In the data below, find every line with the string "Técnica" and pull it out.

# ROWS start

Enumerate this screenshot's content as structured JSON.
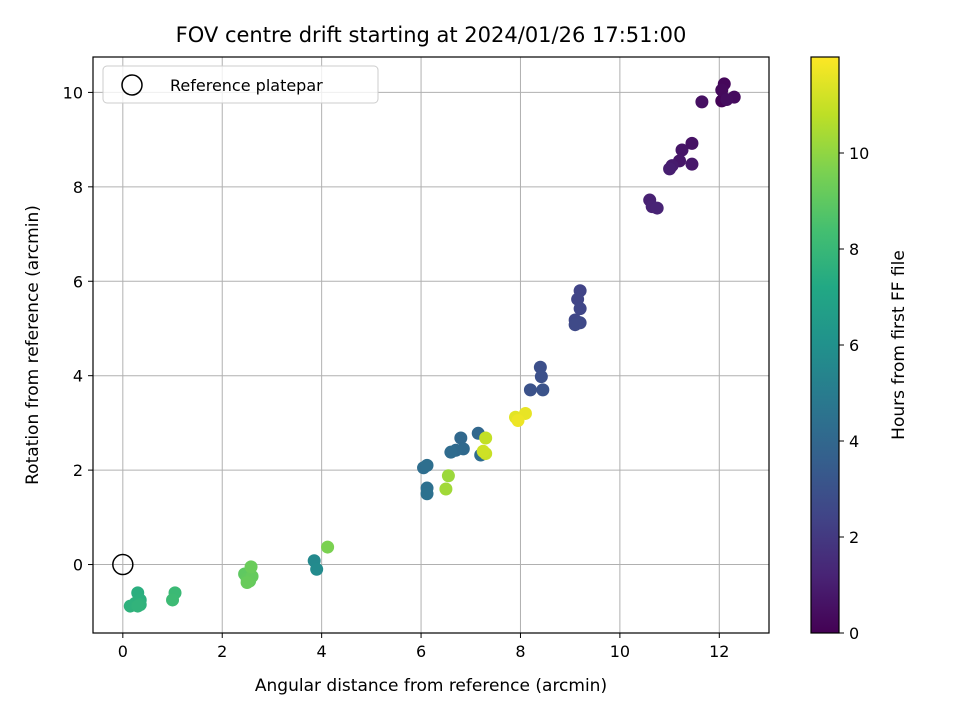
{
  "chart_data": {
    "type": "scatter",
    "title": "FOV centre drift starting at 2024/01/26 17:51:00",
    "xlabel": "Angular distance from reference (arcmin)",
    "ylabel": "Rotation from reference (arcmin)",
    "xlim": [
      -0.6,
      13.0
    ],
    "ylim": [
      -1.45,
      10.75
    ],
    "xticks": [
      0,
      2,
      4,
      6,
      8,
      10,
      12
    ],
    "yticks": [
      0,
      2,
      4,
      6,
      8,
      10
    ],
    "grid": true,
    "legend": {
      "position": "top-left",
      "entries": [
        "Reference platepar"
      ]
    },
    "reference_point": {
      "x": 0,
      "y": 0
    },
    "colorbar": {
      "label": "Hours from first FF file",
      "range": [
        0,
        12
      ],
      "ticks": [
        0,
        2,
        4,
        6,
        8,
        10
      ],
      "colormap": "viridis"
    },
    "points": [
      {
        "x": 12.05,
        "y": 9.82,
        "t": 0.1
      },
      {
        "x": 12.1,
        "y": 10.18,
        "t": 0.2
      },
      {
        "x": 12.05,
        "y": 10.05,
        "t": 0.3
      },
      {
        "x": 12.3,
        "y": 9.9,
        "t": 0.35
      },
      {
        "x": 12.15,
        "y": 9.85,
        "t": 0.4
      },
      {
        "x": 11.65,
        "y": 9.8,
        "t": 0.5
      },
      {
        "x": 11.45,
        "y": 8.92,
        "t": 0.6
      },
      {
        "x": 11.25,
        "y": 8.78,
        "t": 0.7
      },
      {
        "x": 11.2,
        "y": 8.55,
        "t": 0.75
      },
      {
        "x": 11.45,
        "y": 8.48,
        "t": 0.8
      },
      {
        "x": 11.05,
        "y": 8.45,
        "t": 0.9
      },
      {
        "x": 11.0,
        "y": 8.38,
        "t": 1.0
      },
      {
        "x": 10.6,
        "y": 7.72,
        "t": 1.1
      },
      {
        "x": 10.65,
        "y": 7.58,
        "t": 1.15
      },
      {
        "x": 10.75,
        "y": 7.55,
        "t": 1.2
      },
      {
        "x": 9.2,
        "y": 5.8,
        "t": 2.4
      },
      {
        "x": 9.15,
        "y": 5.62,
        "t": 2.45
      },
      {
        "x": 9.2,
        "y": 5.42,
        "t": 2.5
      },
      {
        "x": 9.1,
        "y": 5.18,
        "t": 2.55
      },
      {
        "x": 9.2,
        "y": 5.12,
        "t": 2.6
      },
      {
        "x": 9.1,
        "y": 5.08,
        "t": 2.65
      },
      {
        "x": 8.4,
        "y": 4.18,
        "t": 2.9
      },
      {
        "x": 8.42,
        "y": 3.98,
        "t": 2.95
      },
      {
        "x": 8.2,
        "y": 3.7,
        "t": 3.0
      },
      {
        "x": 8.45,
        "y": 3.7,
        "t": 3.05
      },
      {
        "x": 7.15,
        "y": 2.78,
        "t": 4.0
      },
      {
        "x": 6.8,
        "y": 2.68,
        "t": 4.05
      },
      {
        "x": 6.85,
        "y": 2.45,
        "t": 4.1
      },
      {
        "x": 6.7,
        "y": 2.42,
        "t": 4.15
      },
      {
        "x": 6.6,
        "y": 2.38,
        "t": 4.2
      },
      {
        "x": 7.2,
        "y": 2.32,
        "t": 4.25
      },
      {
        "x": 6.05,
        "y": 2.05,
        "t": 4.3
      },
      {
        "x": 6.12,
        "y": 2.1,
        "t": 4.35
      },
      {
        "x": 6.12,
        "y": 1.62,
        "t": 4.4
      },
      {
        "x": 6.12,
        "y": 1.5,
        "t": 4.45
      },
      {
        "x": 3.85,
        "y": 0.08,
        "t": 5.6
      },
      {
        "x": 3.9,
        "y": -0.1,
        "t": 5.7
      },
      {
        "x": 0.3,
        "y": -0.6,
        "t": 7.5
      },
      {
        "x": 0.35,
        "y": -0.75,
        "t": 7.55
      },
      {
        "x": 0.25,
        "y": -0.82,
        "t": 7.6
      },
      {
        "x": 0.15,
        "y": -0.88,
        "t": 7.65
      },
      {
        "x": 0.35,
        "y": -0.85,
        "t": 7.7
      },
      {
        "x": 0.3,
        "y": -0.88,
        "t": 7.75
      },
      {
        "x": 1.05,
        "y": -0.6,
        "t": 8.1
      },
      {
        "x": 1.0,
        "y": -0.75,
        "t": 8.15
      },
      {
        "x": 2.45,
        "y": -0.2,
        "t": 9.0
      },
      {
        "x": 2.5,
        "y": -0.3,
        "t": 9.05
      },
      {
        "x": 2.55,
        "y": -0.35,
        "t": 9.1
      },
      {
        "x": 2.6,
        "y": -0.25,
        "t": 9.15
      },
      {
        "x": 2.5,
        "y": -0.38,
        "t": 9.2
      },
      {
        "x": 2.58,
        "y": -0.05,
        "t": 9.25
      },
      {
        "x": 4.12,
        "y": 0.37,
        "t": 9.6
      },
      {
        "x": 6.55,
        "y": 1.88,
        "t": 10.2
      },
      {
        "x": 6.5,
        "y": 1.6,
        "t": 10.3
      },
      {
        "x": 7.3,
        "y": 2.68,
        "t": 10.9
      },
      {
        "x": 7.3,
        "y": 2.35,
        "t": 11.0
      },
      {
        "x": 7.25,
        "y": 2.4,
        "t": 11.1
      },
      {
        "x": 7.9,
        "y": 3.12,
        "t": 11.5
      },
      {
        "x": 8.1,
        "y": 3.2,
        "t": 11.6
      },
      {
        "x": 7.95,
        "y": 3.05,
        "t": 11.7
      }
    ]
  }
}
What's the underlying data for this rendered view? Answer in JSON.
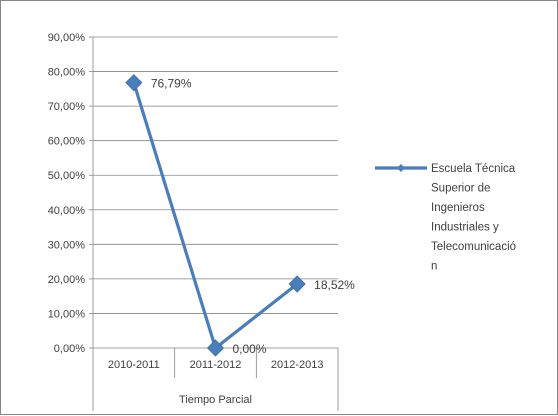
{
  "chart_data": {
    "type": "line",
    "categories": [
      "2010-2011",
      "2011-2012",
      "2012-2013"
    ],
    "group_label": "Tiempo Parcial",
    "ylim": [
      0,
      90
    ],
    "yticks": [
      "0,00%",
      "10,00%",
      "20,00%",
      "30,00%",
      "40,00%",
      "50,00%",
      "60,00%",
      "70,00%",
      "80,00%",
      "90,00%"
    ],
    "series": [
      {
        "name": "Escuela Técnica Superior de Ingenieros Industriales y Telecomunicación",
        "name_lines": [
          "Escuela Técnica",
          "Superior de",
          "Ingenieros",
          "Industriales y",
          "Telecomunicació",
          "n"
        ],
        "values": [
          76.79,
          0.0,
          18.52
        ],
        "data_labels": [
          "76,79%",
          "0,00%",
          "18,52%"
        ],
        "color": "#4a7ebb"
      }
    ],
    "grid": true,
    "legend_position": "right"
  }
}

# ROWS end

### SOLUTION TO THE EXERCISE:
        "name": "Escuela Técnica Superior de Ingenieros Industriales y Telecomunicación",
          "Escuela Técnica",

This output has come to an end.